» THE REQUEST
In the entries below, find the lines that contain the word "Persianate" and copy them.

┏━━

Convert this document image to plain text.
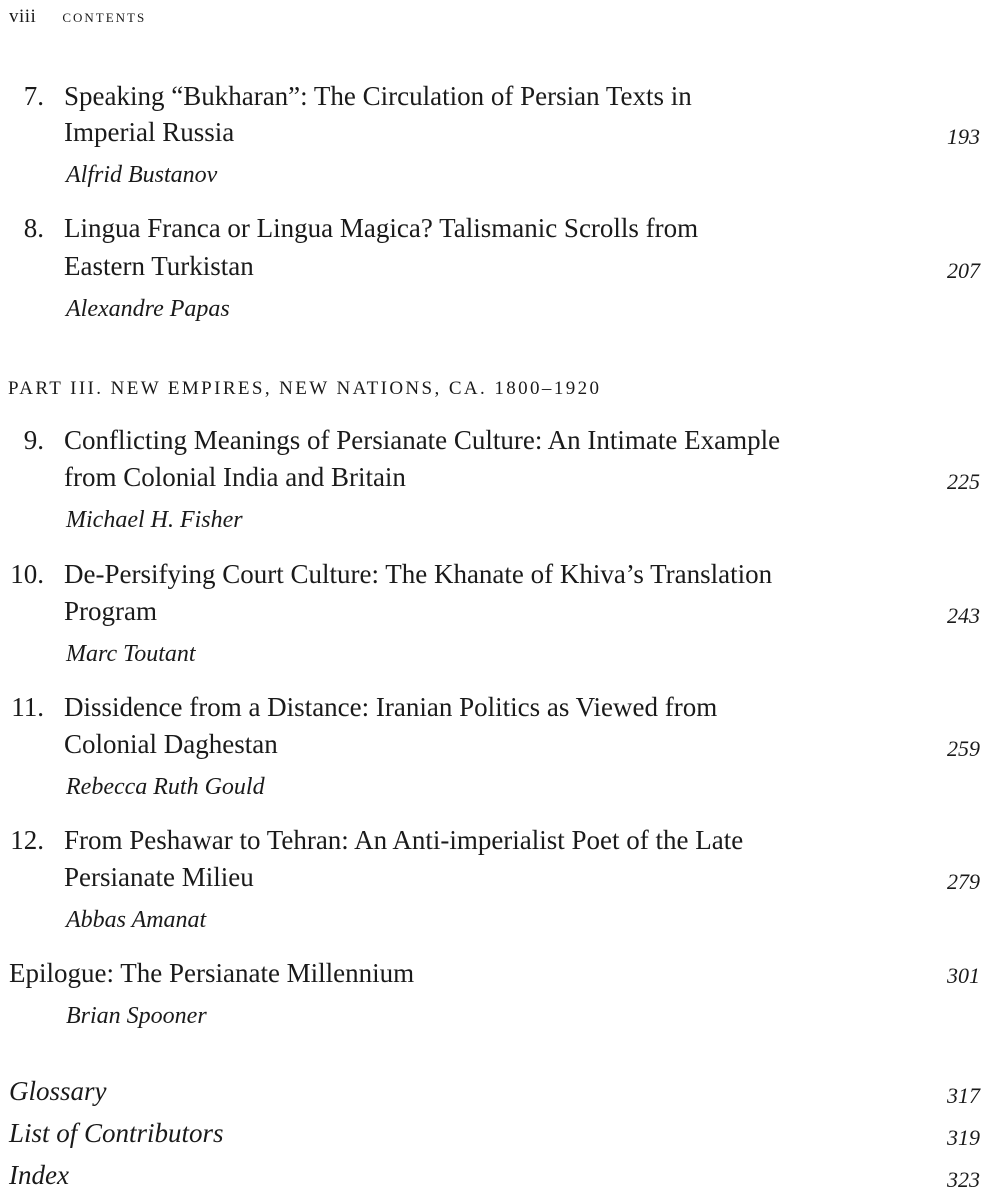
viii contents
7. Speaking “Bukharan”: The Circulation of Persian Texts in
Imperial Russia	193
Alfrid Bustanov
8. Lingua Franca or Lingua Magica? Talismanic Scrolls from
Eastern Turkistan	207
Alexandre Papas
PART III. NEW EMPIRES, NEW NATIONS, CA. 1800–1920
9. Conflicting Meanings of Persianate Culture: An Intimate Example
from Colonial India and Britain	225
Michael H. Fisher
10. De-Persifying Court Culture: The Khanate of Khiva’s Translation
Program	243
Marc Toutant
11. Dissidence from a Distance: Iranian Politics as Viewed from
Colonial Daghestan	259
Rebecca Ruth Gould
12. From Peshawar to Tehran: An Anti-imperialist Poet of the Late
Persianate Milieu	279
Abbas Amanat
Epilogue: The Persianate Millennium	301
Brian Spooner
Glossary	317
List of Contributors	319
Index	323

┗━━

» EXERCISE ANSWER
9. Conflicting Meanings of Persianate Culture: An Intimate Example
Persianate Milieu	279
Epilogue: The Persianate Millennium	301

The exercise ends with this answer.